◆ **Short task**: Quote all lines below exactly. Images stay out.

◆ **Data to process**:

----

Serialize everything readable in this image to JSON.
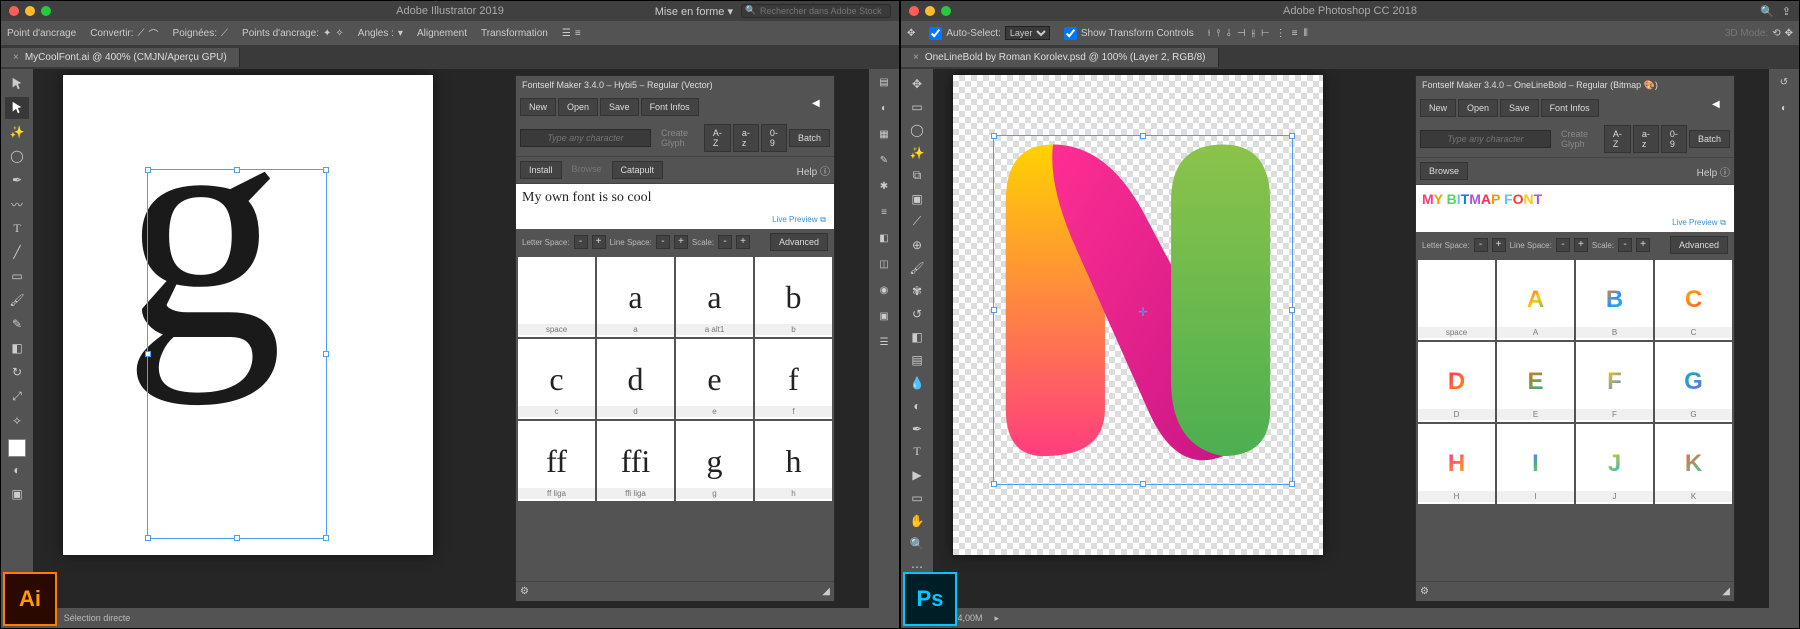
{
  "illustrator": {
    "title": "Adobe Illustrator 2019",
    "format_label": "Mise en forme ▾",
    "search_placeholder": "Rechercher dans Adobe Stock",
    "options_bar": {
      "anchor": "Point d'ancrage",
      "convert": "Convertir:",
      "handles": "Poignées:",
      "anchors": "Points d'ancrage:",
      "angles": "Angles :",
      "alignment": "Alignement",
      "transformation": "Transformation"
    },
    "tab": "MyCoolFont.ai @ 400% (CMJN/Aperçu GPU)",
    "statusbar": {
      "tool": "Sélection directe"
    },
    "canvas_letter": "g"
  },
  "photoshop": {
    "title": "Adobe Photoshop CC 2018",
    "options_bar": {
      "auto_select": "Auto-Select:",
      "layer": "Layer",
      "show_transform": "Show Transform Controls",
      "mode": "3D Mode:"
    },
    "tab": "OneLineBold by Roman Korolev.psd @ 100% (Layer 2, RGB/8)",
    "statusbar": {
      "doc": "Doc: 71,9M/4,00M"
    }
  },
  "fontself_ai": {
    "title": "Fontself Maker 3.4.0 – Hybi5 – Regular (Vector)",
    "buttons": {
      "new": "New",
      "open": "Open",
      "save": "Save",
      "infos": "Font Infos"
    },
    "type_placeholder": "Type any character",
    "create_glyph": "Create Glyph",
    "ranges": {
      "AZ": "A-Z",
      "az": "a-z",
      "n09": "0-9",
      "batch": "Batch"
    },
    "tabs": {
      "install": "Install",
      "browse": "Browse",
      "catapult": "Catapult"
    },
    "help": "Help",
    "preview_text": "My own font is so cool",
    "live_preview": "Live Preview",
    "spacing": {
      "letter": "Letter Space:",
      "line": "Line Space:",
      "scale": "Scale:",
      "advanced": "Advanced"
    },
    "glyphs": [
      [
        {
          "g": "",
          "l": "space"
        },
        {
          "g": "a",
          "l": "a"
        },
        {
          "g": "a",
          "l": "a   alt1"
        },
        {
          "g": "b",
          "l": "b"
        }
      ],
      [
        {
          "g": "c",
          "l": "c"
        },
        {
          "g": "d",
          "l": "d"
        },
        {
          "g": "e",
          "l": "e"
        },
        {
          "g": "f",
          "l": "f"
        }
      ],
      [
        {
          "g": "ff",
          "l": "ff   liga"
        },
        {
          "g": "ffi",
          "l": "ffi   liga"
        },
        {
          "g": "g",
          "l": "g"
        },
        {
          "g": "h",
          "l": "h"
        }
      ]
    ]
  },
  "fontself_ps": {
    "title": "Fontself Maker 3.4.0 – OneLineBold – Regular (Bitmap 🎨)",
    "buttons": {
      "new": "New",
      "open": "Open",
      "save": "Save",
      "infos": "Font Infos"
    },
    "type_placeholder": "Type any character",
    "create_glyph": "Create Glyph",
    "ranges": {
      "AZ": "A-Z",
      "az": "a-z",
      "n09": "0-9",
      "batch": "Batch"
    },
    "tabs": {
      "browse": "Browse"
    },
    "help": "Help",
    "preview_text": "MY BITMAP FONT",
    "live_preview": "Live Preview",
    "spacing": {
      "letter": "Letter Space:",
      "line": "Line Space:",
      "scale": "Scale:",
      "advanced": "Advanced"
    },
    "glyphs": [
      [
        {
          "g": "",
          "l": "space"
        },
        {
          "g": "A",
          "l": "A",
          "c": [
            "#ff3b7a",
            "#ffc800",
            "#2ecc71"
          ]
        },
        {
          "g": "B",
          "l": "B",
          "c": [
            "#ff8a00",
            "#2b90ff",
            "#22c98f"
          ]
        },
        {
          "g": "C",
          "l": "C",
          "c": [
            "#ffb300",
            "#ff4e3a"
          ]
        }
      ],
      [
        {
          "g": "D",
          "l": "D",
          "c": [
            "#ff2e63",
            "#ff9a00"
          ]
        },
        {
          "g": "E",
          "l": "E",
          "c": [
            "#ff6a00",
            "#00c2a8"
          ]
        },
        {
          "g": "F",
          "l": "F",
          "c": [
            "#ffcc00",
            "#3a7bff"
          ]
        },
        {
          "g": "G",
          "l": "G",
          "c": [
            "#00c2a8",
            "#7a5cff"
          ]
        }
      ],
      [
        {
          "g": "H",
          "l": "H",
          "c": [
            "#ff2e92",
            "#ffb300"
          ]
        },
        {
          "g": "I",
          "l": "I",
          "c": [
            "#3a7bff",
            "#77dd22"
          ]
        },
        {
          "g": "J",
          "l": "J",
          "c": [
            "#ffcc00",
            "#00b7eb"
          ]
        },
        {
          "g": "K",
          "l": "K",
          "c": [
            "#ff5e3a",
            "#3ad6a0"
          ]
        }
      ]
    ]
  }
}
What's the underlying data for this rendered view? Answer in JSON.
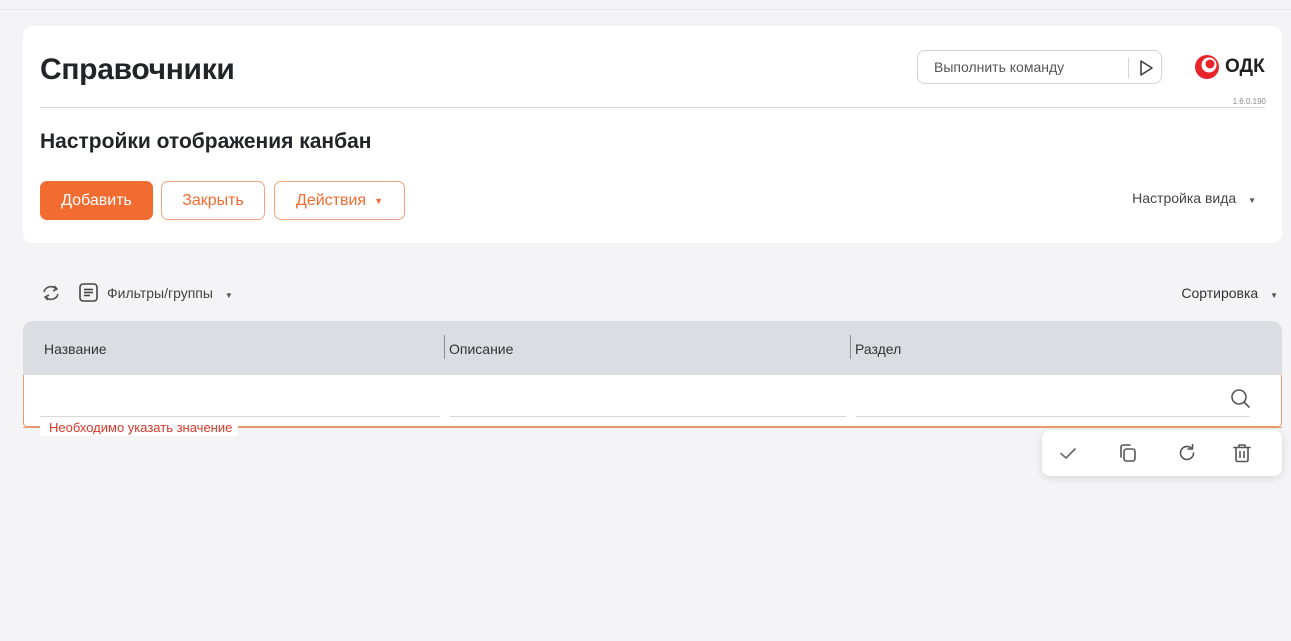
{
  "header": {
    "title": "Справочники",
    "command_placeholder": "Выполнить команду",
    "logo_text": "ОДК",
    "version": "1.6.0.190"
  },
  "section": {
    "title": "Настройки отображения канбан"
  },
  "actions": {
    "add_label": "Добавить",
    "close_label": "Закрыть",
    "actions_label": "Действия",
    "view_settings_label": "Настройка вида"
  },
  "toolbar": {
    "filters_label": "Фильтры/группы",
    "sort_label": "Сортировка"
  },
  "grid": {
    "columns": [
      "Название",
      "Описание",
      "Раздел"
    ],
    "filter_values": [
      "",
      "",
      ""
    ],
    "error_message": "Необходимо указать значение"
  },
  "icons": {
    "run": "play-triangle-icon",
    "logo": "odk-logo-icon",
    "refresh": "refresh-icon",
    "filter": "list-filter-icon",
    "search": "search-icon",
    "confirm": "check-icon",
    "copy": "copy-icon",
    "reset": "reload-icon",
    "delete": "trash-icon"
  },
  "colors": {
    "accent": "#f26b31",
    "error": "#d9382a",
    "header_bg": "#dcdde2",
    "page_bg": "#f4f4f6"
  }
}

----

◆ **Output for this task**:
Serialize everything readable in this image to JSON.
{
  "illustrator": {
    "title": "Adobe Illustrator 2019",
    "format_label": "Mise en forme ▾",
    "search_placeholder": "Rechercher dans Adobe Stock",
    "options_bar": {
      "anchor": "Point d'ancrage",
      "convert": "Convertir:",
      "handles": "Poignées:",
      "anchors": "Points d'ancrage:",
      "angles": "Angles :",
      "alignment": "Alignement",
      "transformation": "Transformation"
    },
    "tab": "MyCoolFont.ai @ 400% (CMJN/Aperçu GPU)",
    "statusbar": {
      "tool": "Sélection directe"
    },
    "canvas_letter": "g"
  },
  "photoshop": {
    "title": "Adobe Photoshop CC 2018",
    "options_bar": {
      "auto_select": "Auto-Select:",
      "layer": "Layer",
      "show_transform": "Show Transform Controls",
      "mode": "3D Mode:"
    },
    "tab": "OneLineBold by Roman Korolev.psd @ 100% (Layer 2, RGB/8)",
    "statusbar": {
      "doc": "Doc: 71,9M/4,00M"
    }
  },
  "fontself_ai": {
    "title": "Fontself Maker 3.4.0 – Hybi5 – Regular (Vector)",
    "buttons": {
      "new": "New",
      "open": "Open",
      "save": "Save",
      "infos": "Font Infos"
    },
    "type_placeholder": "Type any character",
    "create_glyph": "Create Glyph",
    "ranges": {
      "AZ": "A-Z",
      "az": "a-z",
      "n09": "0-9",
      "batch": "Batch"
    },
    "tabs": {
      "install": "Install",
      "browse": "Browse",
      "catapult": "Catapult"
    },
    "help": "Help",
    "preview_text": "My own font is so cool",
    "live_preview": "Live Preview",
    "spacing": {
      "letter": "Letter Space:",
      "line": "Line Space:",
      "scale": "Scale:",
      "advanced": "Advanced"
    },
    "glyphs": [
      [
        {
          "g": "",
          "l": "space"
        },
        {
          "g": "a",
          "l": "a"
        },
        {
          "g": "a",
          "l": "a   alt1"
        },
        {
          "g": "b",
          "l": "b"
        }
      ],
      [
        {
          "g": "c",
          "l": "c"
        },
        {
          "g": "d",
          "l": "d"
        },
        {
          "g": "e",
          "l": "e"
        },
        {
          "g": "f",
          "l": "f"
        }
      ],
      [
        {
          "g": "ff",
          "l": "ff   liga"
        },
        {
          "g": "ffi",
          "l": "ffi   liga"
        },
        {
          "g": "g",
          "l": "g"
        },
        {
          "g": "h",
          "l": "h"
        }
      ]
    ]
  },
  "fontself_ps": {
    "title": "Fontself Maker 3.4.0 – OneLineBold – Regular (Bitmap 🎨)",
    "buttons": {
      "new": "New",
      "open": "Open",
      "save": "Save",
      "infos": "Font Infos"
    },
    "type_placeholder": "Type any character",
    "create_glyph": "Create Glyph",
    "ranges": {
      "AZ": "A-Z",
      "az": "a-z",
      "n09": "0-9",
      "batch": "Batch"
    },
    "tabs": {
      "browse": "Browse"
    },
    "help": "Help",
    "preview_text": "MY BITMAP FONT",
    "live_preview": "Live Preview",
    "spacing": {
      "letter": "Letter Space:",
      "line": "Line Space:",
      "scale": "Scale:",
      "advanced": "Advanced"
    },
    "glyphs": [
      [
        {
          "g": "",
          "l": "space"
        },
        {
          "g": "A",
          "l": "A",
          "c": [
            "#ff3b7a",
            "#ffc800",
            "#2ecc71"
          ]
        },
        {
          "g": "B",
          "l": "B",
          "c": [
            "#ff8a00",
            "#2b90ff",
            "#22c98f"
          ]
        },
        {
          "g": "C",
          "l": "C",
          "c": [
            "#ffb300",
            "#ff4e3a"
          ]
        }
      ],
      [
        {
          "g": "D",
          "l": "D",
          "c": [
            "#ff2e63",
            "#ff9a00"
          ]
        },
        {
          "g": "E",
          "l": "E",
          "c": [
            "#ff6a00",
            "#00c2a8"
          ]
        },
        {
          "g": "F",
          "l": "F",
          "c": [
            "#ffcc00",
            "#3a7bff"
          ]
        },
        {
          "g": "G",
          "l": "G",
          "c": [
            "#00c2a8",
            "#7a5cff"
          ]
        }
      ],
      [
        {
          "g": "H",
          "l": "H",
          "c": [
            "#ff2e92",
            "#ffb300"
          ]
        },
        {
          "g": "I",
          "l": "I",
          "c": [
            "#3a7bff",
            "#77dd22"
          ]
        },
        {
          "g": "J",
          "l": "J",
          "c": [
            "#ffcc00",
            "#00b7eb"
          ]
        },
        {
          "g": "K",
          "l": "K",
          "c": [
            "#ff5e3a",
            "#3ad6a0"
          ]
        }
      ]
    ]
  }
}
What's the underlying data for this rendered view? Answer in JSON.
{
  "header": {
    "title": "Справочники",
    "command_placeholder": "Выполнить команду",
    "logo_text": "ОДК",
    "version": "1.6.0.190"
  },
  "section": {
    "title": "Настройки отображения канбан"
  },
  "actions": {
    "add_label": "Добавить",
    "close_label": "Закрыть",
    "actions_label": "Действия",
    "view_settings_label": "Настройка вида"
  },
  "toolbar": {
    "filters_label": "Фильтры/группы",
    "sort_label": "Сортировка"
  },
  "grid": {
    "columns": [
      "Название",
      "Описание",
      "Раздел"
    ],
    "filter_values": [
      "",
      "",
      ""
    ],
    "error_message": "Необходимо указать значение"
  },
  "icons": {
    "run": "play-triangle-icon",
    "logo": "odk-logo-icon",
    "refresh": "refresh-icon",
    "filter": "list-filter-icon",
    "search": "search-icon",
    "confirm": "check-icon",
    "copy": "copy-icon",
    "reset": "reload-icon",
    "delete": "trash-icon"
  },
  "colors": {
    "accent": "#f26b31",
    "error": "#d9382a",
    "header_bg": "#dcdde2",
    "page_bg": "#f4f4f6"
  }
}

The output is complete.